## Given instruction
Write out each line that follows exactly as it stands, without the pictures.

## Entries
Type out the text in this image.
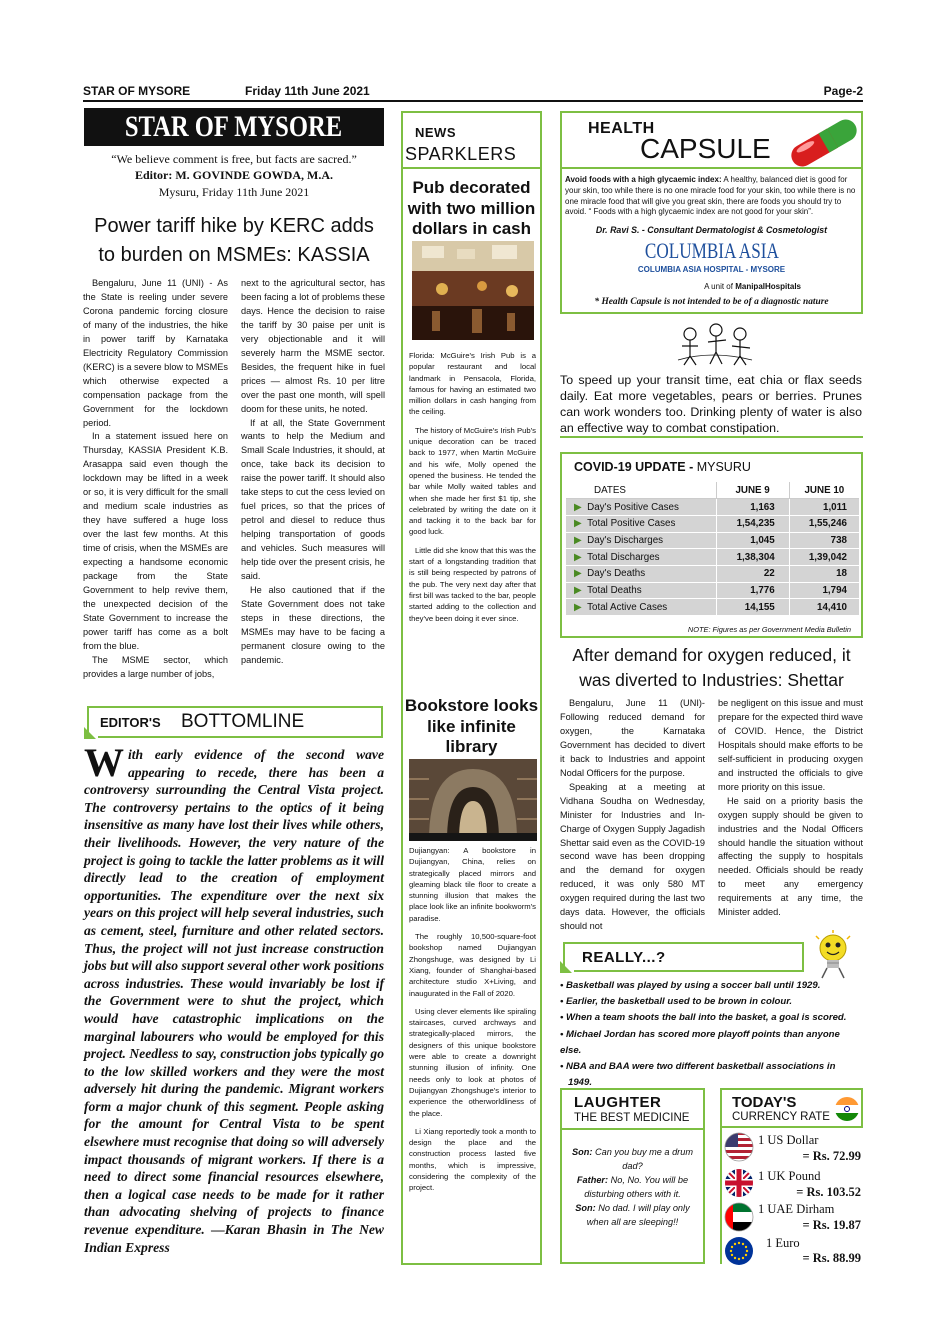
STAR OF MYSORE	Friday 11th June 2021	Page-2
STAR OF MYSORE
“We believe comment is free, but facts are sacred.”
Editor: M. GOVINDE GOWDA, M.A.
Mysuru, Friday 11th June 2021
Power tariff hike by KERC adds
to burden on MSMEs: KASSIA

Bengaluru, June 11 (UNI) - As the State is reeling under severe Corona pandemic forcing closure of many of the industries, the hike in power tariff by Karnataka Electricity Regulatory Commission (KERC) is a severe blow to MSMEs which otherwise expected a compensation package from the Government for the lockdown period.

In a statement issued here on Thursday, KASSIA President K.B. Arasappa said even though the lockdown may be lifted in a week or so, it is very difficult for the small and medium scale industries as they have suffered a huge loss over the last few months. At this time of crisis, when the MSMEs are expecting a handsome economic package from the State Government to help revive them, the unexpected decision of the State Government to increase the power tariff has come as a bolt from the blue.

The MSME sector, which provides a large number of jobs,

next to the agricultural sector, has been facing a lot of problems these days. Hence the decision to raise the tariff by 30 paise per unit is very objectionable and it will severely harm the MSME sector. Besides, the frequent hike in fuel prices — almost Rs. 10 per litre over the past one month, will spell doom for these units, he noted.

If at all, the State Government wants to help the Medium and Small Scale Industries, it should, at once, take back its decision to raise the power tariff. It should also take steps to cut the cess levied on fuel prices, so that the prices of petrol and diesel to reduce thus helping transportation of goods and vehicles. Such measures will help tide over the present crisis, he said.

He also cautioned that if the State Government does not take steps in these directions, the MSMEs may have to be facing a permanent closure owing to the pandemic.

EDITOR'S BOTTOMLINE
With early evidence of the second wave appearing to recede, there has been a controversy surrounding the Central Vista project. The controversy pertains to the optics of it being insensitive as many have lost their lives while others, their livelihoods. However, the very nature of the project is going to tackle the latter problems as it will directly lead to the creation of employment opportunities. The expenditure over the next six years on this project will help several industries, such as cement, steel, furniture and other related sectors. Thus, the project will not just increase construction jobs but will also support several other work positions across industries. These would invariably be lost if the Government were to shut the project, which would have catastrophic implications on the marginal labourers who would be employed for this project. Needless to say, construction jobs typically go to the low skilled workers and they were the most adversely hit during the pandemic. Migrant workers form a major chunk of this segment. People asking for the amount for Central Vista to be spent elsewhere must recognise that doing so will adversely impact thousands of migrant workers. If there is a need to direct some financial resources elsewhere, then a logical case needs to be made for it rather than advocating shelving of projects to finance revenue expenditure. —Karan Bhasin in The New Indian Express
NEWS
SPARKLERS
Pub decorated with two million dollars in cash

Florida: McGuire's Irish Pub is a popular restaurant and local landmark in Pensacola, Florida, famous for having an estimated two million dollars in cash hanging from the ceiling.

The history of McGuire's Irish Pub's unique decoration can be traced back to 1977, when Martin McGuire and his wife, Molly opened the opened the business. He tended the bar while Molly waited tables and when she made her first $1 tip, she celebrated by writing the date on it and tacking it to the back bar for good luck.

Little did she know that this was the start of a longstanding tradition that is still being respected by patrons of the pub. The very next day after that first bill was tacked to the bar, people started adding to the collection and they've been doing it ever since.

Bookstore looks like infinite library

Dujiangyan: A bookstore in Dujiangyan, China, relies on strategically placed mirrors and gleaming black tile floor to create a stunning illusion that makes the place look like an infinite bookworm's paradise.

The roughly 10,500-square-foot bookshop named Dujiangyan Zhongshuge, was designed by Li Xiang, founder of Shanghai-based architecture studio X+Living, and inaugurated in the Fall of 2020.

Using clever elements like spiraling staircases, curved archways and strategically-placed mirrors, the designers of this unique bookstore were able to create a downright stunning illusion of infinity. One needs only to look at photos of Dujiangyan Zhongshuge's interior to experience the otherworldliness of the place.

Li Xiang reportedly took a month to design the place and the construction process lasted five months, which is impressive, considering the complexity of the project.

HEALTH
CAPSULE
Avoid foods with a high glycaemic index: A healthy, balanced diet is good for your skin, too while there is no one miracle food for your skin, too while there is no one miracle food that will give you great skin, there are foods you should try to avoid. “ Foods with a high glycaemic index are not good for your skin”.
Dr. Ravi S. - Consultant Dermatologist & Cosmetologist
COLUMBIA ASIA
COLUMBIA ASIA HOSPITAL - MYSORE
A unit of ManipalHospitals
* Health Capsule is not intended to be of a diagnostic nature
To speed up your transit time, eat chia or flax seeds daily. Eat more vegetables, pears or berries. Prunes can work wonders too. Drinking plenty of water is also an effective way to combat constipation.
COVID-19 UPDATE - MYSURU
DATES	JUNE 9	JUNE 10
▶ Day's Positive Cases	1,163	1,011
▶ Total Positive Cases	1,54,235	1,55,246
▶ Day's Discharges	1,045	738
▶ Total Discharges	1,38,304	1,39,042
▶ Day's Deaths	22	18
▶ Total Deaths	1,776	1,794
▶ Total Active Cases	14,155	14,410
NOTE: Figures as per Government Media Bulletin
After demand for oxygen reduced, it
was diverted to Industries: Shettar

Bengaluru, June 11 (UNI)- Following reduced demand for oxygen, the Karnataka Government has decided to divert it back to Industries and appoint Nodal Officers for the purpose.

Speaking at a meeting at Vidhana Soudha on Wednesday, Minister for Industries and In-Charge of Oxygen Supply Jagadish Shettar said even as the COVID-19 second wave has been dropping and the demand for oxygen reduced, it was only 580 MT oxygen required during the last two days data. However, the officials should not

be negligent on this issue and must prepare for the expected third wave of COVID. Hence, the District Hospitals should make efforts to be self-sufficient in producing oxygen and instructed the officials to give more priority on this issue.

He said on a priority basis the oxygen supply should be given to industries and the Nodal Officers should handle the situation without affecting the supply to hospitals needed. Officials should be ready to meet any emergency requirements at any time, the Minister added.

REALLY...?
• Basketball was played by using a soccer ball until 1929.
• Earlier, the basketball used to be brown in colour.
• When a team shoots the ball into the basket, a goal is scored.
• Michael Jordan has scored more playoff points than anyone else.
• NBA and BAA were two different basketball associations in 1949.
LAUGHTER
THE BEST MEDICINE
Son: Can you buy me a drum dad?
Father: No, No. You will be disturbing others with it.
Son: No dad. I will play only when all are sleeping!!
TODAY'S
CURRENCY RATE
1 US Dollar
= Rs. 72.99
1 UK Pound
= Rs. 103.52
1 UAE Dirham
= Rs. 19.87
1 Euro
= Rs. 88.99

## Exercise output
Type out the text in this image.
STAR OF MYSORE	Friday 11th June 2021	Page-2
STAR OF MYSORE
“We believe comment is free, but facts are sacred.”
Editor: M. GOVINDE GOWDA, M.A.
Mysuru, Friday 11th June 2021
Power tariff hike by KERC adds
to burden on MSMEs: KASSIA

Bengaluru, June 11 (UNI) - As the State is reeling under severe Corona pandemic forcing closure of many of the industries, the hike in power tariff by Karnataka Electricity Regulatory Commission (KERC) is a severe blow to MSMEs which otherwise expected a compensation package from the Government for the lockdown period.

In a statement issued here on Thursday, KASSIA President K.B. Arasappa said even though the lockdown may be lifted in a week or so, it is very difficult for the small and medium scale industries as they have suffered a huge loss over the last few months. At this time of crisis, when the MSMEs are expecting a handsome economic package from the State Government to help revive them, the unexpected decision of the State Government to increase the power tariff has come as a bolt from the blue.

The MSME sector, which provides a large number of jobs,

next to the agricultural sector, has been facing a lot of problems these days. Hence the decision to raise the tariff by 30 paise per unit is very objectionable and it will severely harm the MSME sector. Besides, the frequent hike in fuel prices — almost Rs. 10 per litre over the past one month, will spell doom for these units, he noted.

If at all, the State Government wants to help the Medium and Small Scale Industries, it should, at once, take back its decision to raise the power tariff. It should also take steps to cut the cess levied on fuel prices, so that the prices of petrol and diesel to reduce thus helping transportation of goods and vehicles. Such measures will help tide over the present crisis, he said.

He also cautioned that if the State Government does not take steps in these directions, the MSMEs may have to be facing a permanent closure owing to the pandemic.

EDITOR'S BOTTOMLINE
With early evidence of the second wave appearing to recede, there has been a controversy surrounding the Central Vista project. The controversy pertains to the optics of it being insensitive as many have lost their lives while others, their livelihoods. However, the very nature of the project is going to tackle the latter problems as it will directly lead to the creation of employment opportunities. The expenditure over the next six years on this project will help several industries, such as cement, steel, furniture and other related sectors. Thus, the project will not just increase construction jobs but will also support several other work positions across industries. These would invariably be lost if the Government were to shut the project, which would have catastrophic implications on the marginal labourers who would be employed for this project. Needless to say, construction jobs typically go to the low skilled workers and they were the most adversely hit during the pandemic. Migrant workers form a major chunk of this segment. People asking for the amount for Central Vista to be spent elsewhere must recognise that doing so will adversely impact thousands of migrant workers. If there is a need to direct some financial resources elsewhere, then a logical case needs to be made for it rather than advocating shelving of projects to finance revenue expenditure. —Karan Bhasin in The New Indian Express
NEWS
SPARKLERS
Pub decorated with two million dollars in cash

Florida: McGuire's Irish Pub is a popular restaurant and local landmark in Pensacola, Florida, famous for having an estimated two million dollars in cash hanging from the ceiling.

The history of McGuire's Irish Pub's unique decoration can be traced back to 1977, when Martin McGuire and his wife, Molly opened the opened the business. He tended the bar while Molly waited tables and when she made her first $1 tip, she celebrated by writing the date on it and tacking it to the back bar for good luck.

Little did she know that this was the start of a longstanding tradition that is still being respected by patrons of the pub. The very next day after that first bill was tacked to the bar, people started adding to the collection and they've been doing it ever since.

Bookstore looks like infinite library

Dujiangyan: A bookstore in Dujiangyan, China, relies on strategically placed mirrors and gleaming black tile floor to create a stunning illusion that makes the place look like an infinite bookworm's paradise.

The roughly 10,500-square-foot bookshop named Dujiangyan Zhongshuge, was designed by Li Xiang, founder of Shanghai-based architecture studio X+Living, and inaugurated in the Fall of 2020.

Using clever elements like spiraling staircases, curved archways and strategically-placed mirrors, the designers of this unique bookstore were able to create a downright stunning illusion of infinity. One needs only to look at photos of Dujiangyan Zhongshuge's interior to experience the otherworldliness of the place.

Li Xiang reportedly took a month to design the place and the construction process lasted five months, which is impressive, considering the complexity of the project.

HEALTH
CAPSULE
Avoid foods with a high glycaemic index: A healthy, balanced diet is good for your skin, too while there is no one miracle food for your skin, too while there is no one miracle food that will give you great skin, there are foods you should try to avoid. “ Foods with a high glycaemic index are not good for your skin”.
Dr. Ravi S. - Consultant Dermatologist & Cosmetologist
COLUMBIA ASIA
COLUMBIA ASIA HOSPITAL - MYSORE
A unit of ManipalHospitals
* Health Capsule is not intended to be of a diagnostic nature
To speed up your transit time, eat chia or flax seeds daily. Eat more vegetables, pears or berries. Prunes can work wonders too. Drinking plenty of water is also an effective way to combat constipation.
COVID-19 UPDATE - MYSURU
DATES	JUNE 9	JUNE 10
▶ Day's Positive Cases	1,163	1,011
▶ Total Positive Cases	1,54,235	1,55,246
▶ Day's Discharges	1,045	738
▶ Total Discharges	1,38,304	1,39,042
▶ Day's Deaths	22	18
▶ Total Deaths	1,776	1,794
▶ Total Active Cases	14,155	14,410
NOTE: Figures as per Government Media Bulletin
After demand for oxygen reduced, it
was diverted to Industries: Shettar

Bengaluru, June 11 (UNI)- Following reduced demand for oxygen, the Karnataka Government has decided to divert it back to Industries and appoint Nodal Officers for the purpose.

Speaking at a meeting at Vidhana Soudha on Wednesday, Minister for Industries and In-Charge of Oxygen Supply Jagadish Shettar said even as the COVID-19 second wave has been dropping and the demand for oxygen reduced, it was only 580 MT oxygen required during the last two days data. However, the officials should not

be negligent on this issue and must prepare for the expected third wave of COVID. Hence, the District Hospitals should make efforts to be self-sufficient in producing oxygen and instructed the officials to give more priority on this issue.

He said on a priority basis the oxygen supply should be given to industries and the Nodal Officers should handle the situation without affecting the supply to hospitals needed. Officials should be ready to meet any emergency requirements at any time, the Minister added.

REALLY...?
• Basketball was played by using a soccer ball until 1929.
• Earlier, the basketball used to be brown in colour.
• When a team shoots the ball into the basket, a goal is scored.
• Michael Jordan has scored more playoff points than anyone else.
• NBA and BAA were two different basketball associations in 1949.
LAUGHTER
THE BEST MEDICINE
Son: Can you buy me a drum dad?
Father: No, No. You will be disturbing others with it.
Son: No dad. I will play only when all are sleeping!!
TODAY'S
CURRENCY RATE
1 US Dollar
= Rs. 72.99
1 UK Pound
= Rs. 103.52
1 UAE Dirham
= Rs. 19.87
1 Euro
= Rs. 88.99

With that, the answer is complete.